• _What you should do_
What is the number of lines containing the word "burning"? Please answer with that number and nothing more.

▬▬▬▬▬▬▬▬▬▬

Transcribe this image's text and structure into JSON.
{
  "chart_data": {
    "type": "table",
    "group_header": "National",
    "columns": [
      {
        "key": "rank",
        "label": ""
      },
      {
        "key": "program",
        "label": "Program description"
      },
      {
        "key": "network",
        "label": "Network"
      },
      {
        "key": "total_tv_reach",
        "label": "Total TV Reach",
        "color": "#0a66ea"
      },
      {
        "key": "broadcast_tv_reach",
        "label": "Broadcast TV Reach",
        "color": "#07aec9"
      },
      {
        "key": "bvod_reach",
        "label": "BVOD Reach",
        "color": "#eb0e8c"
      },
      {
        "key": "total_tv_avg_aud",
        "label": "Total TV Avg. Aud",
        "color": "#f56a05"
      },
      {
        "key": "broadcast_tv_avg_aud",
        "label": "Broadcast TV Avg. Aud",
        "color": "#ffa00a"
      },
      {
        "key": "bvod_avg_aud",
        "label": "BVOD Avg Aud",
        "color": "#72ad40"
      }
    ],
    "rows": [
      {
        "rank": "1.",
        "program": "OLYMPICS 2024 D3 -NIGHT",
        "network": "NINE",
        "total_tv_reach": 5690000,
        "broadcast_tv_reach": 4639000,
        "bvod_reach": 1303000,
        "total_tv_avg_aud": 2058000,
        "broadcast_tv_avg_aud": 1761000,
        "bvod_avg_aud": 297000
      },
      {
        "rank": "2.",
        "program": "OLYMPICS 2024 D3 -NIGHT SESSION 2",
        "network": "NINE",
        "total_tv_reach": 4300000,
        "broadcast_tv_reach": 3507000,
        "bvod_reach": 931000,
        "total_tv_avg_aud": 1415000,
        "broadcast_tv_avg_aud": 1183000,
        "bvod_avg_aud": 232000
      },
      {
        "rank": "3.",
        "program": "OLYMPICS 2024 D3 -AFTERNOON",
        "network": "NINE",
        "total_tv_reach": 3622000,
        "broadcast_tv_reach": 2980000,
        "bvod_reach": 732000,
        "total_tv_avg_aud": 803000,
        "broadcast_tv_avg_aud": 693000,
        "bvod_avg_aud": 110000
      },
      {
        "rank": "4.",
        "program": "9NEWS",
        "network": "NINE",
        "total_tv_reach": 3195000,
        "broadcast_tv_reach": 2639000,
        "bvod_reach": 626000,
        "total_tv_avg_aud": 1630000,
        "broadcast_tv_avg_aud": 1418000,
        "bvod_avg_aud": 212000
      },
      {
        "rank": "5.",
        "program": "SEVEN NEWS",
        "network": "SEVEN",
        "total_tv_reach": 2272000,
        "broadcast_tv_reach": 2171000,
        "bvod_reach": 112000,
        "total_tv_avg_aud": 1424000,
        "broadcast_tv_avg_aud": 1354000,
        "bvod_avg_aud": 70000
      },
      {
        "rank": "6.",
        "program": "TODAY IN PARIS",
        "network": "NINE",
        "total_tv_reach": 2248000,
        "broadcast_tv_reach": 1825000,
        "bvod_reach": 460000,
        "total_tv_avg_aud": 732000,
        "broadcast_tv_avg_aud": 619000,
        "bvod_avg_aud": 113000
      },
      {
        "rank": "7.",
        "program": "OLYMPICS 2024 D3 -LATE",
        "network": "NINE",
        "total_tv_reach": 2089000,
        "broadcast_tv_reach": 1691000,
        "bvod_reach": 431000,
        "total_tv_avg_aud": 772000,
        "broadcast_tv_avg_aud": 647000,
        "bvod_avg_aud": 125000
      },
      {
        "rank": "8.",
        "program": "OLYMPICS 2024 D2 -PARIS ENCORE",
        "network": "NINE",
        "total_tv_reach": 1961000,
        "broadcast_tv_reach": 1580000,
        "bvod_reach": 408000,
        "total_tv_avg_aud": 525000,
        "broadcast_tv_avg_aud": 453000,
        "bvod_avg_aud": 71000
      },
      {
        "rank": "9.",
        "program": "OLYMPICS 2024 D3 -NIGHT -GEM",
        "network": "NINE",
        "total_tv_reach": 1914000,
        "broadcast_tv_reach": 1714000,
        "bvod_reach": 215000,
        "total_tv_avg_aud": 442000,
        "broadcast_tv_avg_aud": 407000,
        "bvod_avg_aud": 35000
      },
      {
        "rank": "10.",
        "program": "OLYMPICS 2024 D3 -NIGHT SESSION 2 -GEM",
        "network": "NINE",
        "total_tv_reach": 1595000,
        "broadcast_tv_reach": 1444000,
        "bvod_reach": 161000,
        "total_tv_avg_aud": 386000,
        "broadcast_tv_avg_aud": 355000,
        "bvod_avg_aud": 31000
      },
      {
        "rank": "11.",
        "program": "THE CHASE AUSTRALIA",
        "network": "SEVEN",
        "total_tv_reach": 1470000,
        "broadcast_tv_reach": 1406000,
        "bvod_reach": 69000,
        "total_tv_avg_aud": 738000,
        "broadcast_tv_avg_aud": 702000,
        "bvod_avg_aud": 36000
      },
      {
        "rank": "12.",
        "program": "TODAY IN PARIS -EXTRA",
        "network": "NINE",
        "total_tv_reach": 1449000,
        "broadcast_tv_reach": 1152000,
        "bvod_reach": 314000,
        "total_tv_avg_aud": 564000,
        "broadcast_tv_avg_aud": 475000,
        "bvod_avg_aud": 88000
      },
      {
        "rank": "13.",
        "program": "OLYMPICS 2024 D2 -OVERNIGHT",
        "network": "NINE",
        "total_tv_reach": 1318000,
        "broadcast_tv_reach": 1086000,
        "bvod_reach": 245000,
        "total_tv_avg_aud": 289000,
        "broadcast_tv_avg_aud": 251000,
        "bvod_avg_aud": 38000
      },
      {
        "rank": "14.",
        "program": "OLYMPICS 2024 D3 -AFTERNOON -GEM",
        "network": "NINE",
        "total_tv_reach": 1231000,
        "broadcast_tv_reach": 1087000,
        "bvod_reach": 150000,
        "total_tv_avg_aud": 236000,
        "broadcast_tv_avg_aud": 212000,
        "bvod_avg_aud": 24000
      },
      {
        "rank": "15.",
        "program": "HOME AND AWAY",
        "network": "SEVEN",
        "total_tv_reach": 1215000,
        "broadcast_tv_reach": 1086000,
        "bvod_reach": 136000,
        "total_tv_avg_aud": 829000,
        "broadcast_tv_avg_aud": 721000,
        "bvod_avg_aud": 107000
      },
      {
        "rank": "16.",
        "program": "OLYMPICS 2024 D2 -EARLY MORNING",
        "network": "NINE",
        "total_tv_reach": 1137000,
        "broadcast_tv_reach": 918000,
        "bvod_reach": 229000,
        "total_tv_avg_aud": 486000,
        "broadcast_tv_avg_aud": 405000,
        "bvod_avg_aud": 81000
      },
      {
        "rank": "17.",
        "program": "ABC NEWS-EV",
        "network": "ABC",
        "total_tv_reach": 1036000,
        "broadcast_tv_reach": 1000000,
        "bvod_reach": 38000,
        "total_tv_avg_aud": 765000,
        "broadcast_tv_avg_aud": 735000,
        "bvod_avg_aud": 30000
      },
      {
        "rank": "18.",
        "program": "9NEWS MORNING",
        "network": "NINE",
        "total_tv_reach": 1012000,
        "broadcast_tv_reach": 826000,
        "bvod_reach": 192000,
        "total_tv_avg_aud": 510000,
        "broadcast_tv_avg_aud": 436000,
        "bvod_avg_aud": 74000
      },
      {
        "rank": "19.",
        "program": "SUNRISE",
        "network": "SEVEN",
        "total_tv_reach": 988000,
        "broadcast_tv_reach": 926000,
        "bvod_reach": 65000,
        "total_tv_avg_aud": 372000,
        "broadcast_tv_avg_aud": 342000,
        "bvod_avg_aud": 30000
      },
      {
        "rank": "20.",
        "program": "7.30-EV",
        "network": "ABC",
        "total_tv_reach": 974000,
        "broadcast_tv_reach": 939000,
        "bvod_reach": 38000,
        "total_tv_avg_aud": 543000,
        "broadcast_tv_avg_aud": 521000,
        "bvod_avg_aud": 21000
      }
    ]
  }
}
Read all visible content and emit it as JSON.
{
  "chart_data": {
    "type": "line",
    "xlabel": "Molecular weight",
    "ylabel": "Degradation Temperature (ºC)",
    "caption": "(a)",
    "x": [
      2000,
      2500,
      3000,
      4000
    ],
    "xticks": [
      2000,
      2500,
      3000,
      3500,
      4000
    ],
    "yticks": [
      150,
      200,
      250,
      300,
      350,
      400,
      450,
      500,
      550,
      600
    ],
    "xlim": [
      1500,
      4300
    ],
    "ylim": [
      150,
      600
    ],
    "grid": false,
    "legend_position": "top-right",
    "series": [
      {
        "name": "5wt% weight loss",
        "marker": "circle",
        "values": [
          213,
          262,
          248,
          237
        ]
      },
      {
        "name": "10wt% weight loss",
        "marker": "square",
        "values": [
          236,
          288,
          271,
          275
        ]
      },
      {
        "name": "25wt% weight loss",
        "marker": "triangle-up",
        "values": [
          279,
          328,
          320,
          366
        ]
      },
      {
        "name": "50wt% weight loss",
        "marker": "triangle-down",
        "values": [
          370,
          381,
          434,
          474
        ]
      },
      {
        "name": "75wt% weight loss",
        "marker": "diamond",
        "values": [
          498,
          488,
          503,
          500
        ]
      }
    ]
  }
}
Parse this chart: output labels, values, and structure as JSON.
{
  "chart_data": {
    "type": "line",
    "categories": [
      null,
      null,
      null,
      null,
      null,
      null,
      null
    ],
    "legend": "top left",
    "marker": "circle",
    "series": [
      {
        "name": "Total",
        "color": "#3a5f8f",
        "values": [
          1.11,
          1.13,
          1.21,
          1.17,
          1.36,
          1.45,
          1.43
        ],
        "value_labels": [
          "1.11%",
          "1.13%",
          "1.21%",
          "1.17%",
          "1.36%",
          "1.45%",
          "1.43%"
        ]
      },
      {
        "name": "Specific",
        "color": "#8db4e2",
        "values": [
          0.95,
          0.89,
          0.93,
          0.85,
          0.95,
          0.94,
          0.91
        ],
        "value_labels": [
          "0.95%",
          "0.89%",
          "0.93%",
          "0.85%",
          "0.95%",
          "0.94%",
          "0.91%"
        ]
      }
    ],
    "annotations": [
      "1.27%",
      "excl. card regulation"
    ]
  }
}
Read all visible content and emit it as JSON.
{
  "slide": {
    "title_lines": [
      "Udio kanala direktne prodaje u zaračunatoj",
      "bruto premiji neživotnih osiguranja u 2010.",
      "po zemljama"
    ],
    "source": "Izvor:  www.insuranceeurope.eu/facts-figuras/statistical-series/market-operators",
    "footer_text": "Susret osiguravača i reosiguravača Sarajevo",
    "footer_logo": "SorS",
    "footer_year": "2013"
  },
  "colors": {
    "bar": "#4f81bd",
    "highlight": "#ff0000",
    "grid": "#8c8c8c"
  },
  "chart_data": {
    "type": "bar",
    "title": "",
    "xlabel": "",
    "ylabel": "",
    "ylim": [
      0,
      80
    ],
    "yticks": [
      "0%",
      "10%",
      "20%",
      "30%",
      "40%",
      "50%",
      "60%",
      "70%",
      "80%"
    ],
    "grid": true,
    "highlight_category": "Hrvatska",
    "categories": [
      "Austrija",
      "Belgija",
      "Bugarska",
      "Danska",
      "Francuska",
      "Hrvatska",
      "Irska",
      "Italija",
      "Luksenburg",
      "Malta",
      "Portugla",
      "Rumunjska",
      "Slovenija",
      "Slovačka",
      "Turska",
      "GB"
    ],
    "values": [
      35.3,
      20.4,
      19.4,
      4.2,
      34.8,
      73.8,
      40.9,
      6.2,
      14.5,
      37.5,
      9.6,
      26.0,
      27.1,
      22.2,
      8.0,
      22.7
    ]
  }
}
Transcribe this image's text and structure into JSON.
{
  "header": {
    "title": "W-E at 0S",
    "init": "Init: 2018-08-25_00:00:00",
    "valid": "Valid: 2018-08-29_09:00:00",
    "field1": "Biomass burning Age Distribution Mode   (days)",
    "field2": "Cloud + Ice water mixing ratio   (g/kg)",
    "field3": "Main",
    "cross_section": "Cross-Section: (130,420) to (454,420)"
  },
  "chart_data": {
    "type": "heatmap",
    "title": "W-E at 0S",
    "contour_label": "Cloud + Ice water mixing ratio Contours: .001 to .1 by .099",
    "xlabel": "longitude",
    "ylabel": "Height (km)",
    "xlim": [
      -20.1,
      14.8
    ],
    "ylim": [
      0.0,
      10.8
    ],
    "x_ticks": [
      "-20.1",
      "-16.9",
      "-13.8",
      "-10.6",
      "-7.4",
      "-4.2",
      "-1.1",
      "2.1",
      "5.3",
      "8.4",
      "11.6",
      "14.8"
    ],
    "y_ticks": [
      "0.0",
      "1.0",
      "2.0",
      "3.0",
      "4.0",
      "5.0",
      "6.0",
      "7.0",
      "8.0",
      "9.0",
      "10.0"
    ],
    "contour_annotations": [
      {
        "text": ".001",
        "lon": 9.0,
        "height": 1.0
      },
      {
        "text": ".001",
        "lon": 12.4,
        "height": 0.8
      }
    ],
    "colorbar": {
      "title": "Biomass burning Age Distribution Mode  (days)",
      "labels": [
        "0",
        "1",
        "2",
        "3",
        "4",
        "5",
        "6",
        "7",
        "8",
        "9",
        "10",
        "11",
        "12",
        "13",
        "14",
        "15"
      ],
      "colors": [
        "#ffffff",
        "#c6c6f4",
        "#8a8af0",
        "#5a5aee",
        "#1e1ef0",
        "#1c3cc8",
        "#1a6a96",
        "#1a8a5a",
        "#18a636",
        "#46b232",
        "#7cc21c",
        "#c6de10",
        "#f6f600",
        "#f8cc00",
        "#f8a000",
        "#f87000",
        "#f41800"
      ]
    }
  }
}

▬▬▬▬▬▬▬▬▬▬

• _Solution to this exercise_
2